• [Aim of the exercise]
With the pictures omitted, write out the entries that follow exactly as they stand.

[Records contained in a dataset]
-- Start --

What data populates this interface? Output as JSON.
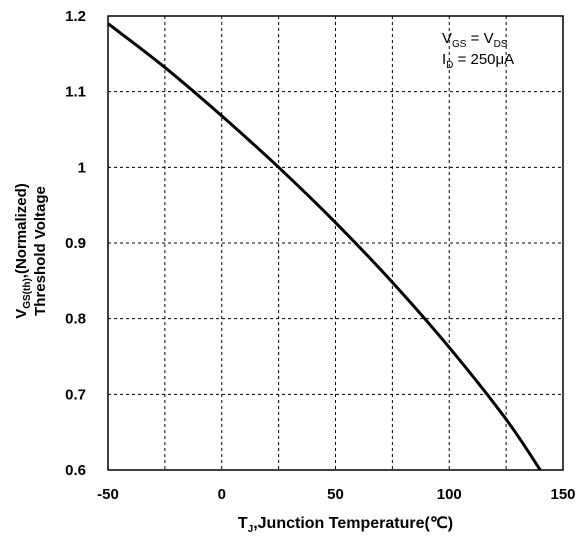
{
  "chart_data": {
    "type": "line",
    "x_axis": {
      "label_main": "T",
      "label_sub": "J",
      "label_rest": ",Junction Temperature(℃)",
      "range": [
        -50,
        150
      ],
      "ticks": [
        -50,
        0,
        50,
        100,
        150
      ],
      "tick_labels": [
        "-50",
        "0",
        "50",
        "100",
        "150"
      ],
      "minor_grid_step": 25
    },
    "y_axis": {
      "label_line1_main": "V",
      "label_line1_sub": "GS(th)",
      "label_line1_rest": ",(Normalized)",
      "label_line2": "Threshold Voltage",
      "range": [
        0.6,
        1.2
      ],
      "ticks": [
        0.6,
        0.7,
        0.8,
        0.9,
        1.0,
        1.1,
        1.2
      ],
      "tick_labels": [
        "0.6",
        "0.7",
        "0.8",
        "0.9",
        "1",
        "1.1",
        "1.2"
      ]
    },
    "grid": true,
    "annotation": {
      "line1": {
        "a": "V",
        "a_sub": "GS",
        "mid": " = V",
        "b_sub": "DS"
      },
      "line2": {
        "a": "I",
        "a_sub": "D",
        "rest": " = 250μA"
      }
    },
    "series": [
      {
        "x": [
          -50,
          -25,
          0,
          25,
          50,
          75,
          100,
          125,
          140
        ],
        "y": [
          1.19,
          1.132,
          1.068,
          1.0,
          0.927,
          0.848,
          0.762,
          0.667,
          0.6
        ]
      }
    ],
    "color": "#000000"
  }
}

-- End --

• [In response]
What data populates this interface? Output as JSON.
{
  "chart_data": {
    "type": "line",
    "x_axis": {
      "label_main": "T",
      "label_sub": "J",
      "label_rest": ",Junction Temperature(℃)",
      "range": [
        -50,
        150
      ],
      "ticks": [
        -50,
        0,
        50,
        100,
        150
      ],
      "tick_labels": [
        "-50",
        "0",
        "50",
        "100",
        "150"
      ],
      "minor_grid_step": 25
    },
    "y_axis": {
      "label_line1_main": "V",
      "label_line1_sub": "GS(th)",
      "label_line1_rest": ",(Normalized)",
      "label_line2": "Threshold Voltage",
      "range": [
        0.6,
        1.2
      ],
      "ticks": [
        0.6,
        0.7,
        0.8,
        0.9,
        1.0,
        1.1,
        1.2
      ],
      "tick_labels": [
        "0.6",
        "0.7",
        "0.8",
        "0.9",
        "1",
        "1.1",
        "1.2"
      ]
    },
    "grid": true,
    "annotation": {
      "line1": {
        "a": "V",
        "a_sub": "GS",
        "mid": " = V",
        "b_sub": "DS"
      },
      "line2": {
        "a": "I",
        "a_sub": "D",
        "rest": " = 250μA"
      }
    },
    "series": [
      {
        "x": [
          -50,
          -25,
          0,
          25,
          50,
          75,
          100,
          125,
          140
        ],
        "y": [
          1.19,
          1.132,
          1.068,
          1.0,
          0.927,
          0.848,
          0.762,
          0.667,
          0.6
        ]
      }
    ],
    "color": "#000000"
  }
}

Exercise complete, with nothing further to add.